Problem statement
Gather up every line from the entries below that uses the word "Oise".

Data provided
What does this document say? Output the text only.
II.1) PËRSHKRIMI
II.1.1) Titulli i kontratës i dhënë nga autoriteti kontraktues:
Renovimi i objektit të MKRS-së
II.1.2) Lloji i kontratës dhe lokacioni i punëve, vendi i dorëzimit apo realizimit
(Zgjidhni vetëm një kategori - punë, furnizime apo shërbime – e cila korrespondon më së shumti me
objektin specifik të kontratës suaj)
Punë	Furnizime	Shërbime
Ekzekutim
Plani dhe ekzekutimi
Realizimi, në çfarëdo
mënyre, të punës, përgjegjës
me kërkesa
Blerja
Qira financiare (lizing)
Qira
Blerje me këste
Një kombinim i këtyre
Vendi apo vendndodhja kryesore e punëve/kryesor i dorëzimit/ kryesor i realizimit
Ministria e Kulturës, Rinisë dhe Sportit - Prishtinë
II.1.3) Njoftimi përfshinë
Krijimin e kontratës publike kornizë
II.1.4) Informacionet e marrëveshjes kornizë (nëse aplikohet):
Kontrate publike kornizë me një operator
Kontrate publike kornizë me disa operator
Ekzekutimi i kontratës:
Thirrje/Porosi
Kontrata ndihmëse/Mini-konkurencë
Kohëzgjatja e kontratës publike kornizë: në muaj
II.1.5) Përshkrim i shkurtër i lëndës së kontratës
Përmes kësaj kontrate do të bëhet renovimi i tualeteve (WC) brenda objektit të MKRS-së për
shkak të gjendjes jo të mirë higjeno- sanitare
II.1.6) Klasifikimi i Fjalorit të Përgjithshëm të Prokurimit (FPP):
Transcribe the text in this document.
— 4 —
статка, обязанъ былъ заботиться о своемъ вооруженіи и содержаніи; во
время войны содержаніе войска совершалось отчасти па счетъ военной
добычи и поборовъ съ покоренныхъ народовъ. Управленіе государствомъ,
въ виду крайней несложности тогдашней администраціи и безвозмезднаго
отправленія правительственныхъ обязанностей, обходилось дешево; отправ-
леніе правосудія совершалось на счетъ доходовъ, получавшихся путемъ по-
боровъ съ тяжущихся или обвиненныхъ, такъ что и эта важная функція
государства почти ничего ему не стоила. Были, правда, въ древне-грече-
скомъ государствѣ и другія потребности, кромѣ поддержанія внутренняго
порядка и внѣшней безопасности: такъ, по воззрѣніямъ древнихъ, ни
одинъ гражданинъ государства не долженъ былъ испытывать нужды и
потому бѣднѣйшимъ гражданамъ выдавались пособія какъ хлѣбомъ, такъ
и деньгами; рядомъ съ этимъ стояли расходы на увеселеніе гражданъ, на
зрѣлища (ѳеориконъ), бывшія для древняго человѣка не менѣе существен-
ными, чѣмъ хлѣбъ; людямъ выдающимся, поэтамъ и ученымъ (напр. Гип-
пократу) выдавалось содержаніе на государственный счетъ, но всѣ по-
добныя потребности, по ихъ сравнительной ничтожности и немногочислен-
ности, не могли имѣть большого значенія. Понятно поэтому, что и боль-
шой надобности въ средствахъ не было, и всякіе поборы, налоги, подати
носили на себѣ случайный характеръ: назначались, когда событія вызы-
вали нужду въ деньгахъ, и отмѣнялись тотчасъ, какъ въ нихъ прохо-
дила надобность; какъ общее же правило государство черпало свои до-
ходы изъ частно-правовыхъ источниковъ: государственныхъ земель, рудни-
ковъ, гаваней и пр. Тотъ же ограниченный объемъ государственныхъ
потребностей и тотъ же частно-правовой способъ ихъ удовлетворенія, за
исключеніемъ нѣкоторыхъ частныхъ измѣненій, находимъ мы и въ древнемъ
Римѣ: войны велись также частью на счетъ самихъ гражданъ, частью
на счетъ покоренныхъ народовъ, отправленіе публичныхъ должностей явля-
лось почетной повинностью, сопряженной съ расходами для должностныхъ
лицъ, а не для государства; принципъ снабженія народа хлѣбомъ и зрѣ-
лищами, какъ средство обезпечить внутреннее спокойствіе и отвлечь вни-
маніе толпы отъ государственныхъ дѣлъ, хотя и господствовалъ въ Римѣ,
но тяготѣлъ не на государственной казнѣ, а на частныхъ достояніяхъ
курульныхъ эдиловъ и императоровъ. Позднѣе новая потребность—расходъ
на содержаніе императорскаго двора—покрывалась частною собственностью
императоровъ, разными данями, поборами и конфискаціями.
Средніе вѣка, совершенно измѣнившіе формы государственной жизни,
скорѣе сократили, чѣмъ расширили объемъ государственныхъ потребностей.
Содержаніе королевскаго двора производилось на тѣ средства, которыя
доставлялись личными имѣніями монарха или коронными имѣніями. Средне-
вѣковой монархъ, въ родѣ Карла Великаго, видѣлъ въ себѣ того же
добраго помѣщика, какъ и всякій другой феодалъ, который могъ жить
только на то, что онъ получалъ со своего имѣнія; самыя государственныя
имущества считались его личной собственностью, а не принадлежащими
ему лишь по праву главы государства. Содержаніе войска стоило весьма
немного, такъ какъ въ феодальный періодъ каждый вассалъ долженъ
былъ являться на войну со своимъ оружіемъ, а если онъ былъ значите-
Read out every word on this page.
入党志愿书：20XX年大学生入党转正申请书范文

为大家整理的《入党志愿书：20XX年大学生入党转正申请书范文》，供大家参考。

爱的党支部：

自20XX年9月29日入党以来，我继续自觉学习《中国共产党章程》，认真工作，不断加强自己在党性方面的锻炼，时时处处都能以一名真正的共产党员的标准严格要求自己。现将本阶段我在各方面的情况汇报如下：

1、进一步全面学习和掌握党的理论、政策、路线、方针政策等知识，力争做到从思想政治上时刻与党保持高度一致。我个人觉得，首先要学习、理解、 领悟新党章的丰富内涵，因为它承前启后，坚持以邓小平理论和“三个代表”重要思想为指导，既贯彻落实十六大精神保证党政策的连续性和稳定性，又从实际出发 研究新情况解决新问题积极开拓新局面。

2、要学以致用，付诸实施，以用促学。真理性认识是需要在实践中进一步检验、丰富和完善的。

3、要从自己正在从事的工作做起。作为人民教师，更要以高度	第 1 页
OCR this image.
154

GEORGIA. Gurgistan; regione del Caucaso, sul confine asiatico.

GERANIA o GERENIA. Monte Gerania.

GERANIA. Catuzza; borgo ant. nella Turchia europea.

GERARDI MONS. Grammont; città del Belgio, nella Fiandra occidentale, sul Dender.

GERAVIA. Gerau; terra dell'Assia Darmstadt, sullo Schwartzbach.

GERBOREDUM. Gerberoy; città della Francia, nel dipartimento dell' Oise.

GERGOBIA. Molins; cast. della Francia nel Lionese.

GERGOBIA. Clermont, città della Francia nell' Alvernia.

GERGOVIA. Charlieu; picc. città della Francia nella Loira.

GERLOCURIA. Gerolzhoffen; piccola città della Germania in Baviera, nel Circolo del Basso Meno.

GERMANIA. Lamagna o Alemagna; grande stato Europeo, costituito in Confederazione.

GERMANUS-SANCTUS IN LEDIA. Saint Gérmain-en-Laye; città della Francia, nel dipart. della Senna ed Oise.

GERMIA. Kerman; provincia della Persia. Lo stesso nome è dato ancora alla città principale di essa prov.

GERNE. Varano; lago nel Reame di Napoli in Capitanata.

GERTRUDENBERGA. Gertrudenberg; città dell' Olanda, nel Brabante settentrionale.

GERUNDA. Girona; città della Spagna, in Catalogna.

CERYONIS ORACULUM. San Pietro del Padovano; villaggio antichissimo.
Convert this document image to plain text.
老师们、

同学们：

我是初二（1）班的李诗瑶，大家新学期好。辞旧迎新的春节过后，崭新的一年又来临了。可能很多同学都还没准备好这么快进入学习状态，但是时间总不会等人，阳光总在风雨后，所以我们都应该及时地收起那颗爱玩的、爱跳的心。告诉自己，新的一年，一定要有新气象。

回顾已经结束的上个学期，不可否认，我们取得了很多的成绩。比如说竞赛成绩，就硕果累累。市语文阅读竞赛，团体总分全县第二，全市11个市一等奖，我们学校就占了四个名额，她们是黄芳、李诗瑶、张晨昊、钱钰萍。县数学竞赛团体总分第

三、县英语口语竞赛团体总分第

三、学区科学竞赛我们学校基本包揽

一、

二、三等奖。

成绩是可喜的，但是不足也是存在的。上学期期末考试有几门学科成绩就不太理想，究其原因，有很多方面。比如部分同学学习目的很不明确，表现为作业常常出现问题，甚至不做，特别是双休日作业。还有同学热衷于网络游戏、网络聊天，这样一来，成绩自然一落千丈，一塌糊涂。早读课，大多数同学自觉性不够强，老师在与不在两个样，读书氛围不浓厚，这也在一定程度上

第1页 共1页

Full output
GERBOREDUM. Gerberoy; città della Francia, nel dipartimento dell' Oise.
GERMANUS-SANCTUS IN LEDIA. Saint Gérmain-en-Laye; città della Francia, nel dipart. della Senna ed Oise.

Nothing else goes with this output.